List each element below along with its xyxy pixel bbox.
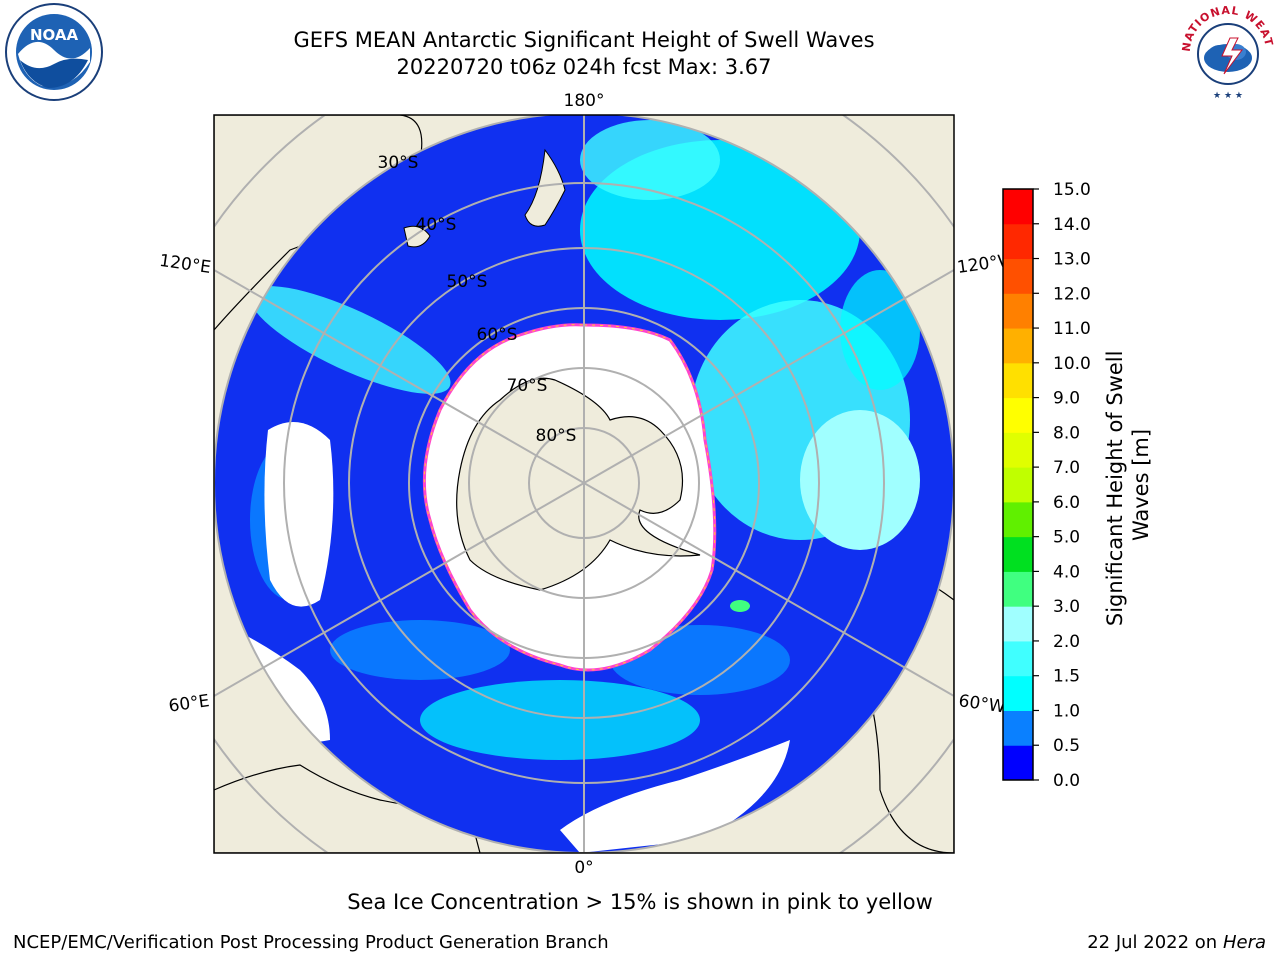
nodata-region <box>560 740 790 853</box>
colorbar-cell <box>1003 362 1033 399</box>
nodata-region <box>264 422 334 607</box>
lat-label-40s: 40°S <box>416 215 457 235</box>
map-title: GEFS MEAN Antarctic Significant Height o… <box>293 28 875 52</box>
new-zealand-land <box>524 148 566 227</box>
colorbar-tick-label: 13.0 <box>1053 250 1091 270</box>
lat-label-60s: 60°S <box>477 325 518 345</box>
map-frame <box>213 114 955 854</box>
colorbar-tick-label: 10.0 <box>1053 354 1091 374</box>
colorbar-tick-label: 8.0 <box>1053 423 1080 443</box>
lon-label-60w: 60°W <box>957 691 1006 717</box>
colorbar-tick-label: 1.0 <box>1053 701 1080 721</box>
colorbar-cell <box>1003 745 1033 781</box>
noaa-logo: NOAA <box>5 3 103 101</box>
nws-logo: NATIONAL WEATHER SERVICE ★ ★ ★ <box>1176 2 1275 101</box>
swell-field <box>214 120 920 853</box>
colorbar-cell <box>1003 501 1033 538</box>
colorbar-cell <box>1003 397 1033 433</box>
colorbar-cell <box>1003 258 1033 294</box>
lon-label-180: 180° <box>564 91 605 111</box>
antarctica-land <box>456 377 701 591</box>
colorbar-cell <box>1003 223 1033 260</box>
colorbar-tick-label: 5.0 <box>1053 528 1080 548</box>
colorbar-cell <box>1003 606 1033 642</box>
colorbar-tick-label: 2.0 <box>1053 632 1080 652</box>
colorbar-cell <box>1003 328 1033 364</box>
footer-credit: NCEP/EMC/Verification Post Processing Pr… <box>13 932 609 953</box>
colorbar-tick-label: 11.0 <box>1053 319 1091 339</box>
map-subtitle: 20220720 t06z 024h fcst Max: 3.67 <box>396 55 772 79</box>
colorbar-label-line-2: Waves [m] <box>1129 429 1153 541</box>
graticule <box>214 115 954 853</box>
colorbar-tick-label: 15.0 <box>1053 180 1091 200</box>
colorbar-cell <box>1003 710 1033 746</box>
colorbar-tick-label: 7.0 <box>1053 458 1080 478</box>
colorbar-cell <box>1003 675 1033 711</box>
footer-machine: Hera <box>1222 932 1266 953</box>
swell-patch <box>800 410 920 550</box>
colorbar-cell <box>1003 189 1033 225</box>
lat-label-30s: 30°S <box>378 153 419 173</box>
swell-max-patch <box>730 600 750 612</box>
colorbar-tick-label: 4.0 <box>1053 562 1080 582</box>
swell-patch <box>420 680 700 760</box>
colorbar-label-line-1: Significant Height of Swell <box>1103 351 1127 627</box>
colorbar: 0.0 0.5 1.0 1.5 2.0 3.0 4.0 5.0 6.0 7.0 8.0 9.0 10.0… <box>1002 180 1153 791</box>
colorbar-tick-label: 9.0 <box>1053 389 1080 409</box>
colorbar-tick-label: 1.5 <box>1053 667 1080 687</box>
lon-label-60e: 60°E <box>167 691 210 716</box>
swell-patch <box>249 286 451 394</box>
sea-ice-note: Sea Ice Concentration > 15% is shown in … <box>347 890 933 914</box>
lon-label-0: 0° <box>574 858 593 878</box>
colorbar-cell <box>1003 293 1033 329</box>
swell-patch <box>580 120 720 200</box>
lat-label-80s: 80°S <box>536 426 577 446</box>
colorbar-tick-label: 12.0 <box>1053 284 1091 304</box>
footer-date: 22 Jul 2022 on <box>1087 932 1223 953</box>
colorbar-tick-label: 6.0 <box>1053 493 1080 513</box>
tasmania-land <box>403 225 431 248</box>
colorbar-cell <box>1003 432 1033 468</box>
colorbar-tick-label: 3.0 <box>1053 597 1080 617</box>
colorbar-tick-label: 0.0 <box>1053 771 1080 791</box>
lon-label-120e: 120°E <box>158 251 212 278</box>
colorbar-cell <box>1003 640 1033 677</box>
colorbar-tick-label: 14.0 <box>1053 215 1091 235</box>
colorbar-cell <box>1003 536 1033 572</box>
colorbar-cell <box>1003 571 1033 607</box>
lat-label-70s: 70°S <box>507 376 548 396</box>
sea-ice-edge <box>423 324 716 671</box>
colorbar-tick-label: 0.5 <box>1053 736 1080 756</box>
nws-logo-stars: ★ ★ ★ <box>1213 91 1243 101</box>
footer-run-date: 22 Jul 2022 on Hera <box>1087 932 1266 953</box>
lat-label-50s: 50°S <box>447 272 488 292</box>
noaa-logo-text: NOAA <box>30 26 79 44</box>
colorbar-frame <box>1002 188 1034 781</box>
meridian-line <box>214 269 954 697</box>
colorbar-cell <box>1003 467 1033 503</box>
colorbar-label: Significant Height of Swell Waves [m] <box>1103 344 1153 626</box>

--

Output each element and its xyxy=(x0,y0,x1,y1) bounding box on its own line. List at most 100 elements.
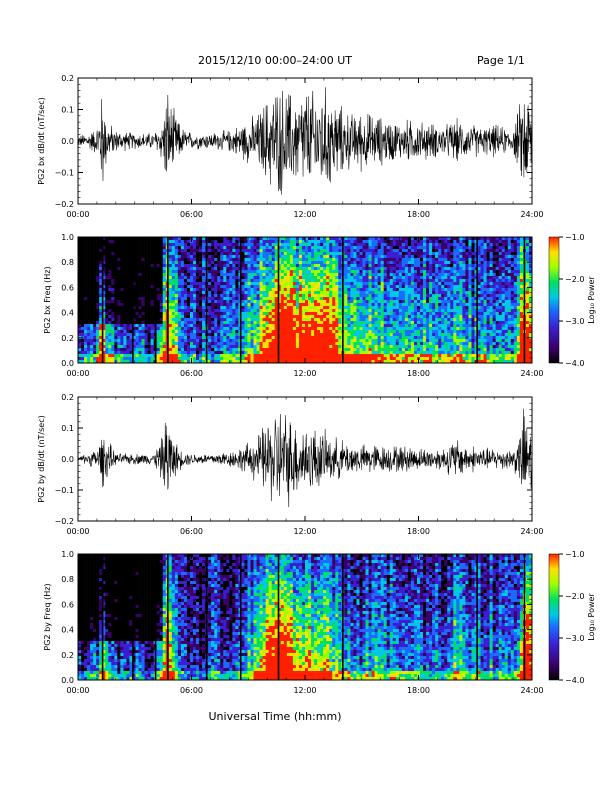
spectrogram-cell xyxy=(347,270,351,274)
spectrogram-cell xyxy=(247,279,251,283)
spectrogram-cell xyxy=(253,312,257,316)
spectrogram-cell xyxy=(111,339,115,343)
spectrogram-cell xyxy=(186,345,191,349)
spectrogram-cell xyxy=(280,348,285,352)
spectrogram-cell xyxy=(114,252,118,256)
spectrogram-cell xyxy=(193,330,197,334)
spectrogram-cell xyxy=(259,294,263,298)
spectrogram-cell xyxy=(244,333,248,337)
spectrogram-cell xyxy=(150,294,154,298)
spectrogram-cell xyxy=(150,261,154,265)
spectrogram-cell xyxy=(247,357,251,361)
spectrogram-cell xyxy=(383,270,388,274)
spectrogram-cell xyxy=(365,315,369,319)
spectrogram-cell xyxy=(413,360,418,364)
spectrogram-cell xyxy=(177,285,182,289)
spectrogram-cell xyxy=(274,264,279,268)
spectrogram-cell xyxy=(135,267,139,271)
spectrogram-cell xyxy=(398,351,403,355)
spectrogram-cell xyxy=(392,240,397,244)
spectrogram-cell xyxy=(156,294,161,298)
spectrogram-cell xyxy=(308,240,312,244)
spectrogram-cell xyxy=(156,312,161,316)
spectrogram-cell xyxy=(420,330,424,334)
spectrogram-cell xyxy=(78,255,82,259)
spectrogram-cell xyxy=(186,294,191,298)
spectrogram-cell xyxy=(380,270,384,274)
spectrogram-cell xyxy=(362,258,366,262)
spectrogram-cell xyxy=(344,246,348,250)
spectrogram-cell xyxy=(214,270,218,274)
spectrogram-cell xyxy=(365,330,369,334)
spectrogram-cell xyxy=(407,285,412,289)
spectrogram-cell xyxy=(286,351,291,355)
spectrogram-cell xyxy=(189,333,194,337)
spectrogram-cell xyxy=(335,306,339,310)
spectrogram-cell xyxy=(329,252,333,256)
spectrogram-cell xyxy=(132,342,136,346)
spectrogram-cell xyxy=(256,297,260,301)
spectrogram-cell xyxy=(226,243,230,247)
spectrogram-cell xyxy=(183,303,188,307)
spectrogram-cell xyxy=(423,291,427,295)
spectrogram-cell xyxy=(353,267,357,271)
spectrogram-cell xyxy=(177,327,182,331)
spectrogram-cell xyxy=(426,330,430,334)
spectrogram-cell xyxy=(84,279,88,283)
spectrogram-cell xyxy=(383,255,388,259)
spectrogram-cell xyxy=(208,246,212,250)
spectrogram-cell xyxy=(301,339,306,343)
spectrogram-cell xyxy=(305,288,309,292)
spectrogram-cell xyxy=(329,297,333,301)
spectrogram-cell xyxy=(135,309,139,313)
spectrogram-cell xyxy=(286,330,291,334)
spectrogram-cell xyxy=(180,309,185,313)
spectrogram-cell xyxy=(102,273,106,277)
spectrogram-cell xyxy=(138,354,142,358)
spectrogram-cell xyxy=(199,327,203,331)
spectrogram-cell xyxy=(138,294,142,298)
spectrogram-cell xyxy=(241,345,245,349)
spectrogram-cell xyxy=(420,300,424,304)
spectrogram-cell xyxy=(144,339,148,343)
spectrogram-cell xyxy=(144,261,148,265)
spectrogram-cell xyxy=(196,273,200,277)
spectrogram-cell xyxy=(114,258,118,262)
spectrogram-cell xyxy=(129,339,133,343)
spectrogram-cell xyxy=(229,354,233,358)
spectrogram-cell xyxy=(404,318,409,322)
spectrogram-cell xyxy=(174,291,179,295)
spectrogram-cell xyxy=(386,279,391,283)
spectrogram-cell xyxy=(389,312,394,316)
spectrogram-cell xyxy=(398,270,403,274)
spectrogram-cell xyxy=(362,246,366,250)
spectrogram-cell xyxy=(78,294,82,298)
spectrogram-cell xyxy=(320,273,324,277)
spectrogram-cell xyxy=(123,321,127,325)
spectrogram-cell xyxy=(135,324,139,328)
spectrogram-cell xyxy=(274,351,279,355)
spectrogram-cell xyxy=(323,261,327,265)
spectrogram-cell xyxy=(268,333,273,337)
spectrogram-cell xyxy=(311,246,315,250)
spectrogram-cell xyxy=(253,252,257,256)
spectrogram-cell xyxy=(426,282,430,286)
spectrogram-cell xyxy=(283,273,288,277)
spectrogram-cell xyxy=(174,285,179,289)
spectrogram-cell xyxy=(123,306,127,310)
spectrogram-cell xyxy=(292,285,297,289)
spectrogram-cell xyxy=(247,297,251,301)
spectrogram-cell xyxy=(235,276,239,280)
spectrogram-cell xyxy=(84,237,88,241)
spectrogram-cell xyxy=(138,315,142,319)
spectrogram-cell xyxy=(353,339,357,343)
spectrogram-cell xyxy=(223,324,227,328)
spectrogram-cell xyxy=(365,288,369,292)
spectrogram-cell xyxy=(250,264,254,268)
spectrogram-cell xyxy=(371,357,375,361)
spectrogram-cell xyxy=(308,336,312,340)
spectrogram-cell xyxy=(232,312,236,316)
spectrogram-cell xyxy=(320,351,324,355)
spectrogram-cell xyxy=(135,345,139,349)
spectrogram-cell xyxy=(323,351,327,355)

§ **WHAT THE TASK REQUIRES**
Return the lines from the one containing "spectrogram-cell xyxy=(347,270,351,274)" through the one containing "spectrogram-cell xyxy=(193,330,197,334)", both included, copied verbatim from the records and with nothing else.

§ **WRITTEN ANSWER**
spectrogram-cell xyxy=(347,270,351,274)
spectrogram-cell xyxy=(247,279,251,283)
spectrogram-cell xyxy=(253,312,257,316)
spectrogram-cell xyxy=(111,339,115,343)
spectrogram-cell xyxy=(186,345,191,349)
spectrogram-cell xyxy=(280,348,285,352)
spectrogram-cell xyxy=(114,252,118,256)
spectrogram-cell xyxy=(193,330,197,334)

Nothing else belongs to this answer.